## RECORDED INFORMATION:
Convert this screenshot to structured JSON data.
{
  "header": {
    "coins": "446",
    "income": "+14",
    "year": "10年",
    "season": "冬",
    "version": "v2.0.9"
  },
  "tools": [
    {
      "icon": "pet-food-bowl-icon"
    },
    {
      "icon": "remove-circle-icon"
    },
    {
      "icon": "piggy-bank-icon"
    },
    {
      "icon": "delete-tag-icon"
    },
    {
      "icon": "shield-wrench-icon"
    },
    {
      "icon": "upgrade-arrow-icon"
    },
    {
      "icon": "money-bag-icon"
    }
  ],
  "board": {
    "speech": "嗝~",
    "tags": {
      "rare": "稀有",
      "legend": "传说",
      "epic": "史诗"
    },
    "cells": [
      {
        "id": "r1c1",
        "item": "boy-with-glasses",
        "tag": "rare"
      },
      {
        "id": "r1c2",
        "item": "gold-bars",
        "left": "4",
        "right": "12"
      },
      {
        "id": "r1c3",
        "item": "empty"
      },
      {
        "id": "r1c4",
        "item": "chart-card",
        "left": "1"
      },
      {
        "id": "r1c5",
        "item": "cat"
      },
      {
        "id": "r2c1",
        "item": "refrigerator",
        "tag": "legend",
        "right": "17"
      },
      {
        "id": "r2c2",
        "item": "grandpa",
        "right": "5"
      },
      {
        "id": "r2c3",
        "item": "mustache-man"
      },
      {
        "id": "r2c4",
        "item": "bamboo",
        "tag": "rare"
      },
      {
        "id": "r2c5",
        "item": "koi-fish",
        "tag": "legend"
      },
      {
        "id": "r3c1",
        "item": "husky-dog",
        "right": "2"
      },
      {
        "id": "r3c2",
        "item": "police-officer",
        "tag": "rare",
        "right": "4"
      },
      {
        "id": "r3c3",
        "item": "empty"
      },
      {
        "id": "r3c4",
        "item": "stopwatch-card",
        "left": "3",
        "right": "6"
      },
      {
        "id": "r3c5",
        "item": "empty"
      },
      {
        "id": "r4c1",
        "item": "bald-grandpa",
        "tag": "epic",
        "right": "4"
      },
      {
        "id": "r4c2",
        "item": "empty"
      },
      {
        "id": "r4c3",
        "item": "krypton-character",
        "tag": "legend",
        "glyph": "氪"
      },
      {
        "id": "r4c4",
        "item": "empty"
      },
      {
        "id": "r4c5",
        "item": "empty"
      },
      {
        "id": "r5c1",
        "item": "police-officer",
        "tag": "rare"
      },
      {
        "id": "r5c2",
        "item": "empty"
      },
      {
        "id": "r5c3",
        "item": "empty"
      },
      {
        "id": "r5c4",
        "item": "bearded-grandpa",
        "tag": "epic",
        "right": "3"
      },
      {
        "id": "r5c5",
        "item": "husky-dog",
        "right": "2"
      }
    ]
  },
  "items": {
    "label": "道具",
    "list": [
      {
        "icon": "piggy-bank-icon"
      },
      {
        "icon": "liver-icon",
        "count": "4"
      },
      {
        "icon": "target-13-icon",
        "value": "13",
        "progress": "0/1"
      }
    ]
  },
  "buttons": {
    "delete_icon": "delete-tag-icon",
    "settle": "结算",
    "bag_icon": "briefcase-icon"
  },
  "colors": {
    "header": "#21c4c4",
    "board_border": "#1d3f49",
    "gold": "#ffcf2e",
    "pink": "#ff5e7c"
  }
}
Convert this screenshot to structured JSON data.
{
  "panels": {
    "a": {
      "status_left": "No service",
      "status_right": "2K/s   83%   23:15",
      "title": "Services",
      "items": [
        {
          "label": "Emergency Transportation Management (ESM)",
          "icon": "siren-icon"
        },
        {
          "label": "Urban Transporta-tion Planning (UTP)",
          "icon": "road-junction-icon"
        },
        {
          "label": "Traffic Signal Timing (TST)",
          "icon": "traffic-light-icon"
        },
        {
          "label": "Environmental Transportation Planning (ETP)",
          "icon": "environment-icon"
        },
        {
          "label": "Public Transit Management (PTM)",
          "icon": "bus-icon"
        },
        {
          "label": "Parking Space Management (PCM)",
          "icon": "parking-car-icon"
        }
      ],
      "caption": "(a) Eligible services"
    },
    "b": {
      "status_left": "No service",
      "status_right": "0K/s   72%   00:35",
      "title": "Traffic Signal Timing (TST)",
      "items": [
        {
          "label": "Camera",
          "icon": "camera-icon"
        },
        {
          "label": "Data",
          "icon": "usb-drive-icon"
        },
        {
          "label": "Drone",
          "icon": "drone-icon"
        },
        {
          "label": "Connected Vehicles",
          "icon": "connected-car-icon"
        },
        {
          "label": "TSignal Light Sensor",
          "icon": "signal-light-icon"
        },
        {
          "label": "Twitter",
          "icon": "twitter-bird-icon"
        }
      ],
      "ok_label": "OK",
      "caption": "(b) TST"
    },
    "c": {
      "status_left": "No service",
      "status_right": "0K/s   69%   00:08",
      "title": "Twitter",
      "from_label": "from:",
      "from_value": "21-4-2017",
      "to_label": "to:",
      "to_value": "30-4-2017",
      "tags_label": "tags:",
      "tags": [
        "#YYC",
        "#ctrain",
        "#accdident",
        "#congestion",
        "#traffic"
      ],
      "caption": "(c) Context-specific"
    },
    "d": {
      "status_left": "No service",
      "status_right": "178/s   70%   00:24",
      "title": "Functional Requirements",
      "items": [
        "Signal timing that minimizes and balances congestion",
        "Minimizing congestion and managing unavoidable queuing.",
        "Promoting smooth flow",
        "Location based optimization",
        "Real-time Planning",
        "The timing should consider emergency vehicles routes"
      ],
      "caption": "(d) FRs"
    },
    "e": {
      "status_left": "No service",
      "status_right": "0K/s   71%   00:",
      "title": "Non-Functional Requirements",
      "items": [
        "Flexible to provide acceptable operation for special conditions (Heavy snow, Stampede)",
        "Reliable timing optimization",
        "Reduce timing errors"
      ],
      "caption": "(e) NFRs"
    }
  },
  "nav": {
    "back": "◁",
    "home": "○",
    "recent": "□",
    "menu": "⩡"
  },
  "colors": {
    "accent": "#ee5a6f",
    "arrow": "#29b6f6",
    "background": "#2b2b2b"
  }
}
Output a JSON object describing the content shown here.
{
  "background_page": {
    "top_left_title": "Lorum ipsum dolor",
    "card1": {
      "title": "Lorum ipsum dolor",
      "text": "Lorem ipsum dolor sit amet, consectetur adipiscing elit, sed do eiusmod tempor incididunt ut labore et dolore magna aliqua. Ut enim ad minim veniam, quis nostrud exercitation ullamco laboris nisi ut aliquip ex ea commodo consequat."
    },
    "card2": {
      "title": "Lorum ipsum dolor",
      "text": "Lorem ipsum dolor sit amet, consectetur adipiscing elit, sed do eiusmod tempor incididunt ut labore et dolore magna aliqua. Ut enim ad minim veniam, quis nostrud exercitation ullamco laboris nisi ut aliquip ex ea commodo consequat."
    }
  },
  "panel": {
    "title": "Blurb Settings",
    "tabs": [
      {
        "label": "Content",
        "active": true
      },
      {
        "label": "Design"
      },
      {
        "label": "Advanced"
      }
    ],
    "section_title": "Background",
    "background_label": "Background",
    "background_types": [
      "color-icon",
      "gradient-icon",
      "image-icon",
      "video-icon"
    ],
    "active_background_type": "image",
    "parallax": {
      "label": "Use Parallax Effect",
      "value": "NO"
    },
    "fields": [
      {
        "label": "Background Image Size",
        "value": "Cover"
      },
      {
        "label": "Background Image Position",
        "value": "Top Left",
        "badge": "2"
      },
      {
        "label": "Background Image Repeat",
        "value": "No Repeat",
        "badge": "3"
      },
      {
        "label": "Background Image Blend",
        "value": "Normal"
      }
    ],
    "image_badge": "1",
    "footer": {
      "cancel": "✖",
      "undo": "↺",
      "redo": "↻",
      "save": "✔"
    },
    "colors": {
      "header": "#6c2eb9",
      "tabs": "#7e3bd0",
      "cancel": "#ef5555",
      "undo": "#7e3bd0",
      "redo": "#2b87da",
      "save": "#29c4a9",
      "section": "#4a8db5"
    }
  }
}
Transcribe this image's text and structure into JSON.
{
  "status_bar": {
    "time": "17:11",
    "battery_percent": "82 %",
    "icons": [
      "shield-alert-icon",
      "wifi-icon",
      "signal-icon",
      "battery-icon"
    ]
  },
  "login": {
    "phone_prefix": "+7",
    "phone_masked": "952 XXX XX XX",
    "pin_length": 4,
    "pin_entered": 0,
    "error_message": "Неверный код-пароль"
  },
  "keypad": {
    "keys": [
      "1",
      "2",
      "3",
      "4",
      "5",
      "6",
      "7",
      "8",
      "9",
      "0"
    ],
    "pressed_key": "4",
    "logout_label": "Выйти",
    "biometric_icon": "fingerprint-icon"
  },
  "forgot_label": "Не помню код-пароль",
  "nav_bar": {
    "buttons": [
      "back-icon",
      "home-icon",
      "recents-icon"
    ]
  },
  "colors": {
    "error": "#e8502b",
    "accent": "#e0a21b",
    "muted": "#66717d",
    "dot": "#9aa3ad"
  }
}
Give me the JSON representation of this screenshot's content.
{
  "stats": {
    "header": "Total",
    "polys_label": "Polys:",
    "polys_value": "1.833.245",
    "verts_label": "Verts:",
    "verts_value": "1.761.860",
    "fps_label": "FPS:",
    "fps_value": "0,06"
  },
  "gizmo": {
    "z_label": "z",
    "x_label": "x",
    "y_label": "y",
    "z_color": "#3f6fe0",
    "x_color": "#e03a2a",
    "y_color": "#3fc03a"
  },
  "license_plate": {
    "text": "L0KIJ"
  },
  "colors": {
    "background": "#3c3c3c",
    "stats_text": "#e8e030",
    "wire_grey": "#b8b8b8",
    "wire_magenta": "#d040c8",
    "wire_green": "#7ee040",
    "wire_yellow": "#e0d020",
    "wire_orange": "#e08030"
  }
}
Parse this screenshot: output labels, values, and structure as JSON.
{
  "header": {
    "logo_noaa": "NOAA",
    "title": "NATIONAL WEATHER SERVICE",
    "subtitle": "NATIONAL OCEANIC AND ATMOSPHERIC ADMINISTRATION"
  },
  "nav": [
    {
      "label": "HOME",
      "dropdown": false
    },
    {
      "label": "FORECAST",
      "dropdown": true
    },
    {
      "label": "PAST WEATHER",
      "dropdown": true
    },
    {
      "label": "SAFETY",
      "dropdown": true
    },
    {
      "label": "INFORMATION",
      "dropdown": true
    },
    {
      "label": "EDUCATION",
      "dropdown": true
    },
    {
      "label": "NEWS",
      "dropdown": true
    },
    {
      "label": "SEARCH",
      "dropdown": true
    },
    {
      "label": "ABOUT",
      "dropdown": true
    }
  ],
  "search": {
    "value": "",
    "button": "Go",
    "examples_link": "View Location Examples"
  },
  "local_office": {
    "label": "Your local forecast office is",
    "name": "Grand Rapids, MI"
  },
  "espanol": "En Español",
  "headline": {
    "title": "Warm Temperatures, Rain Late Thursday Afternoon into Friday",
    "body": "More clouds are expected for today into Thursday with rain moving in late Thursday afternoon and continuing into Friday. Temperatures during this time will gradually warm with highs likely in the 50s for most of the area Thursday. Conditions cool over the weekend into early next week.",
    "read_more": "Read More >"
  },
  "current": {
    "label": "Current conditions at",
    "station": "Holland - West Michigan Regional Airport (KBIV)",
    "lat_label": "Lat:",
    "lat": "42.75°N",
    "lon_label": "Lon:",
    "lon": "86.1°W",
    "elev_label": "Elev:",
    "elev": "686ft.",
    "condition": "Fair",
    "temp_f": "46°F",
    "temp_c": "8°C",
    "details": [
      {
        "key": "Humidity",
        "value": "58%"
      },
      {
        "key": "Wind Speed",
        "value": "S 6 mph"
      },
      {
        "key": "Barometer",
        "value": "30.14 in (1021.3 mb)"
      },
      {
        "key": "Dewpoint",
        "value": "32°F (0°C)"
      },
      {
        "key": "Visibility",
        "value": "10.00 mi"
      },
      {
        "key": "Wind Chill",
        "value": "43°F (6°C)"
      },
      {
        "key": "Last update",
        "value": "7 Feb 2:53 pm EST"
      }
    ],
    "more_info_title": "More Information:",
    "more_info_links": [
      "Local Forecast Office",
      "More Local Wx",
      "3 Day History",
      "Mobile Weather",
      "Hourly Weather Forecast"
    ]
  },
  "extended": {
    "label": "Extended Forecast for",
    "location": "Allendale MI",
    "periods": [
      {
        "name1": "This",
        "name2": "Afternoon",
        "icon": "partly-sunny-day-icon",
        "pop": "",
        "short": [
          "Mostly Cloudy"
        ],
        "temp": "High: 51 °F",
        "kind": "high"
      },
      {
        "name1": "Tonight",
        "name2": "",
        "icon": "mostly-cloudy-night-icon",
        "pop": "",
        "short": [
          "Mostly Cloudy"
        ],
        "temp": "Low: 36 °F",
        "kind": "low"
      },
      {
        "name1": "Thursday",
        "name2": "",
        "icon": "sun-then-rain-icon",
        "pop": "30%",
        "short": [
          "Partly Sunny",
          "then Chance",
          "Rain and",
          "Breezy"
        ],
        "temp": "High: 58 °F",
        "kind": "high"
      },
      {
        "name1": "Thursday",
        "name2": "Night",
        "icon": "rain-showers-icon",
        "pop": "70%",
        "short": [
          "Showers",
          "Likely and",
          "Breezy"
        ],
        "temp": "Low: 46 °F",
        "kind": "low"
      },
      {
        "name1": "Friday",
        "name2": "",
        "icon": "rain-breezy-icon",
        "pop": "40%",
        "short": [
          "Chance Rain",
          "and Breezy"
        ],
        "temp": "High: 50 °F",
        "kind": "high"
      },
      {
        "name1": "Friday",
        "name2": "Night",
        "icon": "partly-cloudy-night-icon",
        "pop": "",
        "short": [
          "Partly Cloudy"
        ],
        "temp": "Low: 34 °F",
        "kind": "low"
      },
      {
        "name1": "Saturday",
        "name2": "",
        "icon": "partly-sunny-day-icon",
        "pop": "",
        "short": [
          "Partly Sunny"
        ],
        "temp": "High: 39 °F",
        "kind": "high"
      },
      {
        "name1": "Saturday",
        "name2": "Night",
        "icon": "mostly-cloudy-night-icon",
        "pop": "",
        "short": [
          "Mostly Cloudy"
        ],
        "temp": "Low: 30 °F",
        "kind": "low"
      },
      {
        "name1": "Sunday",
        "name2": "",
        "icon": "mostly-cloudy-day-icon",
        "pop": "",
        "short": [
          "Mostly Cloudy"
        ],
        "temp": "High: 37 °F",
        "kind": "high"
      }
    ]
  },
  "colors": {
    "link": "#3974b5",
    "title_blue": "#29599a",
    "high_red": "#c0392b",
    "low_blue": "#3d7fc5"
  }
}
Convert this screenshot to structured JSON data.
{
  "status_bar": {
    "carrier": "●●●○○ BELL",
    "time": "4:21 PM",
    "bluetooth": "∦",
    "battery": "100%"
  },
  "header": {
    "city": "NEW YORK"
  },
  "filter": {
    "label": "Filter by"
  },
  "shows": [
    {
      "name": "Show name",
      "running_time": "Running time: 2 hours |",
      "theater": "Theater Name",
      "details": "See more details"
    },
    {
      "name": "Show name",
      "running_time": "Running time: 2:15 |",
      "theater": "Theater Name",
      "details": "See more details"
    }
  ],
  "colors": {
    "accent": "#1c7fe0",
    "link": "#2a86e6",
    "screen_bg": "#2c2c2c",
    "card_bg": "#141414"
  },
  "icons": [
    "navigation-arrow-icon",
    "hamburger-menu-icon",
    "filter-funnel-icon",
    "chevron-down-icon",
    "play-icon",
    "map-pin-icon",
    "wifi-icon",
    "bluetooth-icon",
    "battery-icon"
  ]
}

## GIVEN INSTRUCTION:
State the count of lines above containing the string "Repeat", and add nothing to it.

## EXERCISE RESULT:
2